STATED EXERCISE
Answer with nothing except the number of lines that contain the word "자본주의".

Collected data
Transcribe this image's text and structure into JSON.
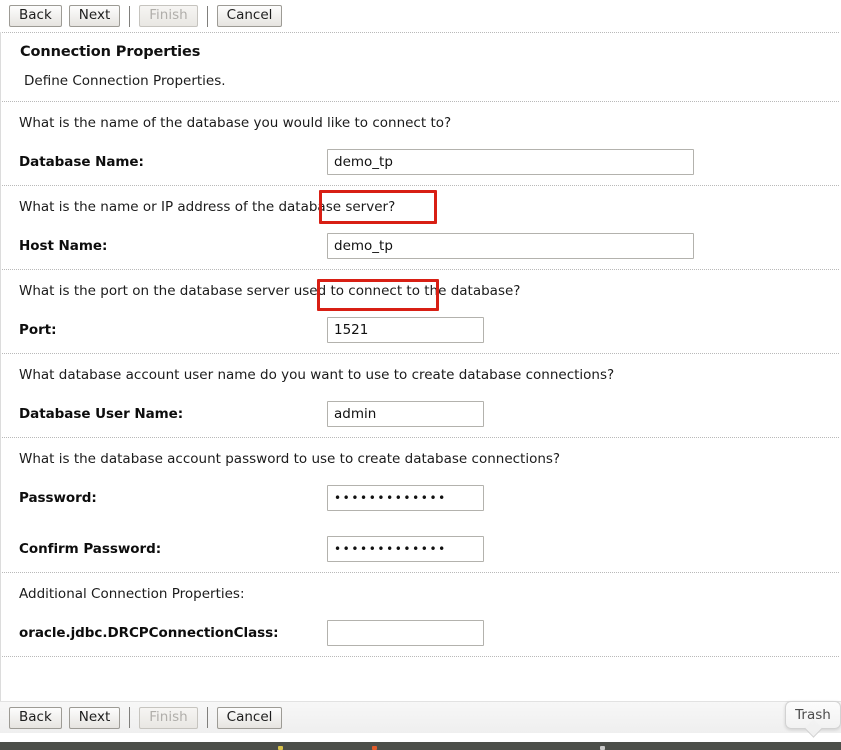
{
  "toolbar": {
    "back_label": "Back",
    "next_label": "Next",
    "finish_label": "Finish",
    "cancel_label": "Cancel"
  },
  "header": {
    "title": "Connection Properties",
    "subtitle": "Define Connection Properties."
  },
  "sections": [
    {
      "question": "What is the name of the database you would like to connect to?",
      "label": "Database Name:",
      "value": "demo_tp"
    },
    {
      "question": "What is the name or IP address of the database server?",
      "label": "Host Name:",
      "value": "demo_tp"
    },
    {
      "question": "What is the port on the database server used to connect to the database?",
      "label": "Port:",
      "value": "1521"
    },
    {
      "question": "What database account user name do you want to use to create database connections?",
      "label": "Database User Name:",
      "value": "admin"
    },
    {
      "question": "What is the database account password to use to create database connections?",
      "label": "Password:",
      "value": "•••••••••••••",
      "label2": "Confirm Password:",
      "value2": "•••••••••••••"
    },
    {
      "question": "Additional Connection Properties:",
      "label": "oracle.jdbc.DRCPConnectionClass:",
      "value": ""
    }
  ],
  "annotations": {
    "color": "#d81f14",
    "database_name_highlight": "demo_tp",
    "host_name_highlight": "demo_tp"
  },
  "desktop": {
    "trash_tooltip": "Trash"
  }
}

---

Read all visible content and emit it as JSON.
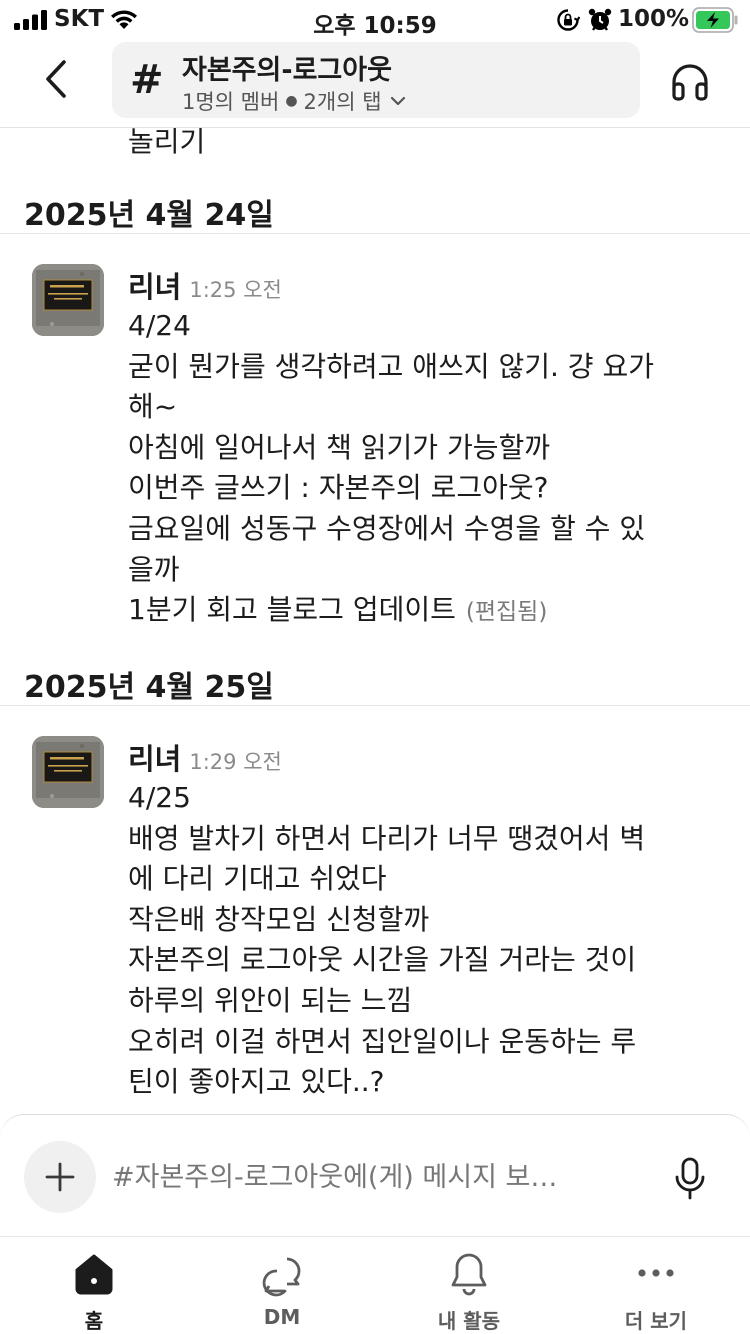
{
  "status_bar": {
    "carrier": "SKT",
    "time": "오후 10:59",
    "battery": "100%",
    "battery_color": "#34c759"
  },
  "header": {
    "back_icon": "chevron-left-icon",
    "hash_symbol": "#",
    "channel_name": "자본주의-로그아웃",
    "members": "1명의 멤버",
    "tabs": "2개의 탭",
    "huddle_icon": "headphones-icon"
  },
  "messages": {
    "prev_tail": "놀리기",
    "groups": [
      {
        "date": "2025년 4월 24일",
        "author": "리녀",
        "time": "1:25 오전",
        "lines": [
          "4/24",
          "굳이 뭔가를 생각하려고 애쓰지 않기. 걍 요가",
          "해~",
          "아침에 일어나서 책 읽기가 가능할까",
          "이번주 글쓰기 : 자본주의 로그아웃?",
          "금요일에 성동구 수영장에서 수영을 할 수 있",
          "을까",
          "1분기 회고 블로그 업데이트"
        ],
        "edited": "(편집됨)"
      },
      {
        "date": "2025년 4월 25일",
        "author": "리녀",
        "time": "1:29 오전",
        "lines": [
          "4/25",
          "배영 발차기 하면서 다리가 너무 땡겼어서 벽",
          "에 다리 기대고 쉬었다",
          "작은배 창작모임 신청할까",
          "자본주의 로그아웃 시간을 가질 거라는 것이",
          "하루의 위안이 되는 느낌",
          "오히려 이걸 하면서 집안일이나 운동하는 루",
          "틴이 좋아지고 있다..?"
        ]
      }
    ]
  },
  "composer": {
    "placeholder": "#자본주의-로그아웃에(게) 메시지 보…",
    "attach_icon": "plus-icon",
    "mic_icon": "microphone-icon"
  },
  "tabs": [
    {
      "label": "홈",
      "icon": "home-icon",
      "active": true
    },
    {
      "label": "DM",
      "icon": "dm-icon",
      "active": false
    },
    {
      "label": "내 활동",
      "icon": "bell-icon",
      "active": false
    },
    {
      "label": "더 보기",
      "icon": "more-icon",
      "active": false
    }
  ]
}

TASK RESULT
4